**What the task asks**
All of the entries need to be written out again, exactly as they are.

**Material for the task**
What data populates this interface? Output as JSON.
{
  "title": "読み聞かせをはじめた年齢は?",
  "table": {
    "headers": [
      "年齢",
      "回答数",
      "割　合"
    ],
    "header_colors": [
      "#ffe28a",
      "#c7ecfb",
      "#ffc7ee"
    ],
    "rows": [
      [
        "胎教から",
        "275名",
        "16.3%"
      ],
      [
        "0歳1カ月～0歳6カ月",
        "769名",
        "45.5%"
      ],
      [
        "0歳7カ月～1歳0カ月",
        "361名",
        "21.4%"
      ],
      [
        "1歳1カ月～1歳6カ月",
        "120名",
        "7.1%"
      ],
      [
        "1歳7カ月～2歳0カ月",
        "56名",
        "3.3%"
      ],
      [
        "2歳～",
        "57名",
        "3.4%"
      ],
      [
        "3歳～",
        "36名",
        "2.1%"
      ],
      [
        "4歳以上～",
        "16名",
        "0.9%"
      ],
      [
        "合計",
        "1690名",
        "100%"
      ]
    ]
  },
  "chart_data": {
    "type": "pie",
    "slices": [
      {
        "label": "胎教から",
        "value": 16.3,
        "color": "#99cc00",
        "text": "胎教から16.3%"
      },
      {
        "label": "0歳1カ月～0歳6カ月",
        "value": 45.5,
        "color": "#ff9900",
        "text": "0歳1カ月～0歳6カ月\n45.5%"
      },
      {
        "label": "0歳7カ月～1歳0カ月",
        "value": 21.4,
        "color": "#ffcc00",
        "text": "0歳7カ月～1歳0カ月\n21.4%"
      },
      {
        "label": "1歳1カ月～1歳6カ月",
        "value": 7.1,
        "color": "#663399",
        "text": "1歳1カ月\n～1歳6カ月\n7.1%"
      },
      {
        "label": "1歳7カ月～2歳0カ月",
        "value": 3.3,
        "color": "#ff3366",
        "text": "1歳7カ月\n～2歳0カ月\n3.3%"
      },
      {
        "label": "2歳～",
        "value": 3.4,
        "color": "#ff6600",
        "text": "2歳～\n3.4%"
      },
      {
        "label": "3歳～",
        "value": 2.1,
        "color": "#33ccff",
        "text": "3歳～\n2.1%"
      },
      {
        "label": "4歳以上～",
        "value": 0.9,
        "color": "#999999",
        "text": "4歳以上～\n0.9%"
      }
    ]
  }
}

**Completed exercise**
What data populates this interface? Output as JSON.
{
  "title": "読み聞かせをはじめた年齢は?",
  "table": {
    "headers": [
      "年齢",
      "回答数",
      "割　合"
    ],
    "header_colors": [
      "#ffe28a",
      "#c7ecfb",
      "#ffc7ee"
    ],
    "rows": [
      [
        "胎教から",
        "275名",
        "16.3%"
      ],
      [
        "0歳1カ月～0歳6カ月",
        "769名",
        "45.5%"
      ],
      [
        "0歳7カ月～1歳0カ月",
        "361名",
        "21.4%"
      ],
      [
        "1歳1カ月～1歳6カ月",
        "120名",
        "7.1%"
      ],
      [
        "1歳7カ月～2歳0カ月",
        "56名",
        "3.3%"
      ],
      [
        "2歳～",
        "57名",
        "3.4%"
      ],
      [
        "3歳～",
        "36名",
        "2.1%"
      ],
      [
        "4歳以上～",
        "16名",
        "0.9%"
      ],
      [
        "合計",
        "1690名",
        "100%"
      ]
    ]
  },
  "chart_data": {
    "type": "pie",
    "slices": [
      {
        "label": "胎教から",
        "value": 16.3,
        "color": "#99cc00",
        "text": "胎教から16.3%"
      },
      {
        "label": "0歳1カ月～0歳6カ月",
        "value": 45.5,
        "color": "#ff9900",
        "text": "0歳1カ月～0歳6カ月\n45.5%"
      },
      {
        "label": "0歳7カ月～1歳0カ月",
        "value": 21.4,
        "color": "#ffcc00",
        "text": "0歳7カ月～1歳0カ月\n21.4%"
      },
      {
        "label": "1歳1カ月～1歳6カ月",
        "value": 7.1,
        "color": "#663399",
        "text": "1歳1カ月\n～1歳6カ月\n7.1%"
      },
      {
        "label": "1歳7カ月～2歳0カ月",
        "value": 3.3,
        "color": "#ff3366",
        "text": "1歳7カ月\n～2歳0カ月\n3.3%"
      },
      {
        "label": "2歳～",
        "value": 3.4,
        "color": "#ff6600",
        "text": "2歳～\n3.4%"
      },
      {
        "label": "3歳～",
        "value": 2.1,
        "color": "#33ccff",
        "text": "3歳～\n2.1%"
      },
      {
        "label": "4歳以上～",
        "value": 0.9,
        "color": "#999999",
        "text": "4歳以上～\n0.9%"
      }
    ]
  }
}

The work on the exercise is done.